A run of records
↓

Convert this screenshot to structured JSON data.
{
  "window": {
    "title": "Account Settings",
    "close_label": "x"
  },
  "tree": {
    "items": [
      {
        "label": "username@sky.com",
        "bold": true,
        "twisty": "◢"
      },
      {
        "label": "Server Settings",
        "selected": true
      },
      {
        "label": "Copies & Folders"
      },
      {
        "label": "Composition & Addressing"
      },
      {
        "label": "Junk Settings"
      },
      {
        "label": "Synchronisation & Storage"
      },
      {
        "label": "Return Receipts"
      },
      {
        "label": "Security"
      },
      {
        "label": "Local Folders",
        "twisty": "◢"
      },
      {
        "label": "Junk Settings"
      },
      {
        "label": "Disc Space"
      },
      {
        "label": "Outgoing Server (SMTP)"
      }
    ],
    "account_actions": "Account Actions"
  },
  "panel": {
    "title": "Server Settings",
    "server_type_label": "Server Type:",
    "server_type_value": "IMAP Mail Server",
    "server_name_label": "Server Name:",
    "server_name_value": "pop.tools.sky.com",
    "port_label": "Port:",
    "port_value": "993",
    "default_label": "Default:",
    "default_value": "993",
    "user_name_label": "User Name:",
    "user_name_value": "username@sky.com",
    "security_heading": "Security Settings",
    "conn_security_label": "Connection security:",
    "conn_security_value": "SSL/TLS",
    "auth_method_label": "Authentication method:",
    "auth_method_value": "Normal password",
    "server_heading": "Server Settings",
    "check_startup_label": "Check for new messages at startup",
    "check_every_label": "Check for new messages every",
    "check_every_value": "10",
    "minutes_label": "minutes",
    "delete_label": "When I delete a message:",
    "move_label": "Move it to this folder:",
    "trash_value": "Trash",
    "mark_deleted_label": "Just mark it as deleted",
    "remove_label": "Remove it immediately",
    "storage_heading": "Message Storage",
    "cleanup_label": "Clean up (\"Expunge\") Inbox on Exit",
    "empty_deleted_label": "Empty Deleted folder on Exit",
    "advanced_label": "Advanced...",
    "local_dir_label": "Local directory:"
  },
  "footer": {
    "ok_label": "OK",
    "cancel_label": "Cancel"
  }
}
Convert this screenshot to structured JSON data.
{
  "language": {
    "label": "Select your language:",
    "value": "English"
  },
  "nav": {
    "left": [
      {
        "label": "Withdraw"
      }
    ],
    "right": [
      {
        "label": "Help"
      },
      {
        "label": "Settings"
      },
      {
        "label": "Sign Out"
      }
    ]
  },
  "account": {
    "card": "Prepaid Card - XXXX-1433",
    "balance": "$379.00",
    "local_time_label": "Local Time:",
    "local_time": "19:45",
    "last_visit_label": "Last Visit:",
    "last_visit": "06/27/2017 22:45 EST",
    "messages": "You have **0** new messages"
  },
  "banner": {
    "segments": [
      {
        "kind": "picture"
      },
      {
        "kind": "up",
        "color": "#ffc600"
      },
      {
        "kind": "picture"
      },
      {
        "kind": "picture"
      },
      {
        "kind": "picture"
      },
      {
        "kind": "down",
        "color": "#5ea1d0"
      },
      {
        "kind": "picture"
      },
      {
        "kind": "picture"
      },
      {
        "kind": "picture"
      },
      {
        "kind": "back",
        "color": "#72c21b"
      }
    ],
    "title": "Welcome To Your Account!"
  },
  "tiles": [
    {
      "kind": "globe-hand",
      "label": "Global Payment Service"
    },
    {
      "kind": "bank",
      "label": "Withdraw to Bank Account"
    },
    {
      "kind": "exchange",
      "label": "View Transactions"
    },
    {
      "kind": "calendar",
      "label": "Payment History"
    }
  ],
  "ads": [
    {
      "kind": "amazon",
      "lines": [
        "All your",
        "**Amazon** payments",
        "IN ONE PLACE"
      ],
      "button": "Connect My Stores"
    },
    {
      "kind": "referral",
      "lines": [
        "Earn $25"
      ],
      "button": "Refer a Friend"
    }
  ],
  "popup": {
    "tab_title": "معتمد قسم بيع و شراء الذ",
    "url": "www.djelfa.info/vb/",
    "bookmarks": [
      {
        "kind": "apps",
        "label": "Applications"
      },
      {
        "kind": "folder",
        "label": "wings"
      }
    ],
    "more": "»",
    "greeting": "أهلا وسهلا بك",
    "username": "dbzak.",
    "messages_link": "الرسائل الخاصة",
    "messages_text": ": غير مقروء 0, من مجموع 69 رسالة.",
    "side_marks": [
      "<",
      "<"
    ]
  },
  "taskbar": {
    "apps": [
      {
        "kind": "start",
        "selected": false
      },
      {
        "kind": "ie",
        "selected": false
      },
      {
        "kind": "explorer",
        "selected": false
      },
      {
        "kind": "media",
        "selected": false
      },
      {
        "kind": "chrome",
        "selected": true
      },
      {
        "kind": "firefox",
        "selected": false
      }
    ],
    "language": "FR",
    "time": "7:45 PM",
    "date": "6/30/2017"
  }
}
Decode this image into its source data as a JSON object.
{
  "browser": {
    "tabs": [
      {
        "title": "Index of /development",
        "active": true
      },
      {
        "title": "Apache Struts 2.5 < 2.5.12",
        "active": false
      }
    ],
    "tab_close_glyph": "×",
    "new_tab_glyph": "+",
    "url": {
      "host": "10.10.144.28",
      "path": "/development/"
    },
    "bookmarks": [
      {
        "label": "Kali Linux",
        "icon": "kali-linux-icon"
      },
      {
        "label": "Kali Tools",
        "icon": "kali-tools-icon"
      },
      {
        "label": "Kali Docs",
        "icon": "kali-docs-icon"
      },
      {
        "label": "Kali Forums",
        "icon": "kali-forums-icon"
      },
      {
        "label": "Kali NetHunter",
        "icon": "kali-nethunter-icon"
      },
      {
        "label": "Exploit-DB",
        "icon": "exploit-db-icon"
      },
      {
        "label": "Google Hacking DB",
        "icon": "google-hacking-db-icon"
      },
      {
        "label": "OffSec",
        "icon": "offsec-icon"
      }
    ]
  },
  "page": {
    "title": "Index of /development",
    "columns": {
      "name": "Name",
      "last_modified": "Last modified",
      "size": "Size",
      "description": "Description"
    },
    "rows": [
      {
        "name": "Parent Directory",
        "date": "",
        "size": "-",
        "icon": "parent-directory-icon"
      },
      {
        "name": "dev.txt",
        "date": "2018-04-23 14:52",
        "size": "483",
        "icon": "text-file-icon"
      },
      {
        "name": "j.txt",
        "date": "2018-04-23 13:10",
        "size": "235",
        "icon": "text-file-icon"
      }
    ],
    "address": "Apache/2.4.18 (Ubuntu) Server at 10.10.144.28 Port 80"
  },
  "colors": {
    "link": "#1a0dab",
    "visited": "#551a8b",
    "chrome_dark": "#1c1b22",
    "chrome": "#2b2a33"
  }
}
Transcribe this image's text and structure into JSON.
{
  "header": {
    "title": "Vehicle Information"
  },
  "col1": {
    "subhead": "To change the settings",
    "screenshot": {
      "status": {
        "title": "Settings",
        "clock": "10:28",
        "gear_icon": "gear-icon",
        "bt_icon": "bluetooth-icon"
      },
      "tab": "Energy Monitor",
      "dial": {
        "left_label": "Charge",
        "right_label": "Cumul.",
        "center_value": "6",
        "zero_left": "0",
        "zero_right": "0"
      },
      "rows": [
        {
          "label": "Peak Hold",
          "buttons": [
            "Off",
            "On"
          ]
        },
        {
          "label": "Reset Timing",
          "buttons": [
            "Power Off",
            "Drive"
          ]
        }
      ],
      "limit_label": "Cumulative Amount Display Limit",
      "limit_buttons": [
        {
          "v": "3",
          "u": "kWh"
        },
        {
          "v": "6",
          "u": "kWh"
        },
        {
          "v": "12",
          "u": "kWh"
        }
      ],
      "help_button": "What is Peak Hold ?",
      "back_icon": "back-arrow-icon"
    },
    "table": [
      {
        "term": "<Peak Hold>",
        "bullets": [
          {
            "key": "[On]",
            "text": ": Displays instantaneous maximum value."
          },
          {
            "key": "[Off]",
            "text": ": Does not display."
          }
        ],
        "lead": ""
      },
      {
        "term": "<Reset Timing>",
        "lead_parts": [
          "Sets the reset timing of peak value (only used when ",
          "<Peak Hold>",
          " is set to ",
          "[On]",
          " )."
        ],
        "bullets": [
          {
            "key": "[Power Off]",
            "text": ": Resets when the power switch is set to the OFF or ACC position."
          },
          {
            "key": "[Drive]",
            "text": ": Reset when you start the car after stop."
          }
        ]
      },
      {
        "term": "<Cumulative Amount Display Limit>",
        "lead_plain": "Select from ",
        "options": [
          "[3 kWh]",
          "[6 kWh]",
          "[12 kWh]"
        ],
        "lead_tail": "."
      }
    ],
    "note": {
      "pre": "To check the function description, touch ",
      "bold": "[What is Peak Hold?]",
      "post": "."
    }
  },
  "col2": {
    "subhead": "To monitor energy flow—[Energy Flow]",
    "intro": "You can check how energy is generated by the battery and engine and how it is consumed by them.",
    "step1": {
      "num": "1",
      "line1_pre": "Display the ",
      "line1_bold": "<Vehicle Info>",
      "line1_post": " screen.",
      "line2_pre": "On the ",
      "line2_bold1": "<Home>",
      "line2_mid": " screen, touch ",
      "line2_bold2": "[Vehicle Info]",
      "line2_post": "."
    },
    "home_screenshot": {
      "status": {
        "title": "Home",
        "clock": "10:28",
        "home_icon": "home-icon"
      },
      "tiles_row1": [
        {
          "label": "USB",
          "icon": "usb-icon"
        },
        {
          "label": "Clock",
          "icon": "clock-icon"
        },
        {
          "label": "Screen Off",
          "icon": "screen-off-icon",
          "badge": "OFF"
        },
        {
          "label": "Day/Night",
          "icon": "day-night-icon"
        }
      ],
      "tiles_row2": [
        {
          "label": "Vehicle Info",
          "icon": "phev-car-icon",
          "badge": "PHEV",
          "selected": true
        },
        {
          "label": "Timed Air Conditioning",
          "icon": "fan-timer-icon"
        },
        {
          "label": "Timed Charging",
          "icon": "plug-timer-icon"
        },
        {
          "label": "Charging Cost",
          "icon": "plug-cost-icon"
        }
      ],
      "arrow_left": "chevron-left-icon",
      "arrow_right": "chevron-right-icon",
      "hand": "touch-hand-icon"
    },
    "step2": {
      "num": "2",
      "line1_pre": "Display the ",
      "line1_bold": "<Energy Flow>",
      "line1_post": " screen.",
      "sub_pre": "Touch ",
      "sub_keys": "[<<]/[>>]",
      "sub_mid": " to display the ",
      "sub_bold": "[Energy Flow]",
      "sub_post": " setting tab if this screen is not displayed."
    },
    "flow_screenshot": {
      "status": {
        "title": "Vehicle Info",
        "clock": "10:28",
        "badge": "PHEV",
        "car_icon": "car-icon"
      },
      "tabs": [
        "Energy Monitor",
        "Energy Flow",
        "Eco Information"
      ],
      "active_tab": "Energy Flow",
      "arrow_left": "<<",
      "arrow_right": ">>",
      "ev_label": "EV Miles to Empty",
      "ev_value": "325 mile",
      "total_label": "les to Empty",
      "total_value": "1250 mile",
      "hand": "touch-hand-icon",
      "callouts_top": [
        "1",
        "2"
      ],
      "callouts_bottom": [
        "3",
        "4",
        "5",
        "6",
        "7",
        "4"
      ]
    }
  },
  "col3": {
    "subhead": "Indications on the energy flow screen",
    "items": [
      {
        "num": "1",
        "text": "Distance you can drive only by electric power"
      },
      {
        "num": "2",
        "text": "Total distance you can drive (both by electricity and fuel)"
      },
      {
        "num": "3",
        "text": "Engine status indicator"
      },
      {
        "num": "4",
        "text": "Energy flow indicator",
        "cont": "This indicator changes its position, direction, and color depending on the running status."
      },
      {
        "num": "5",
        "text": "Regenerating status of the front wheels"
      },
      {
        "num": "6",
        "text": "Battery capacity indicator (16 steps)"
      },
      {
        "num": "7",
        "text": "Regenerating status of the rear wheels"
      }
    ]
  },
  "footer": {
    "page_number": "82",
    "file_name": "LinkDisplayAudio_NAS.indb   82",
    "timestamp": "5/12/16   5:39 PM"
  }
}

↑

Written problem:
Copy every line that contains the string "hand".

Answer to the problem:
      "kind": "globe-hand",
      "hand": "touch-hand-icon"
      "hand": "touch-hand-icon",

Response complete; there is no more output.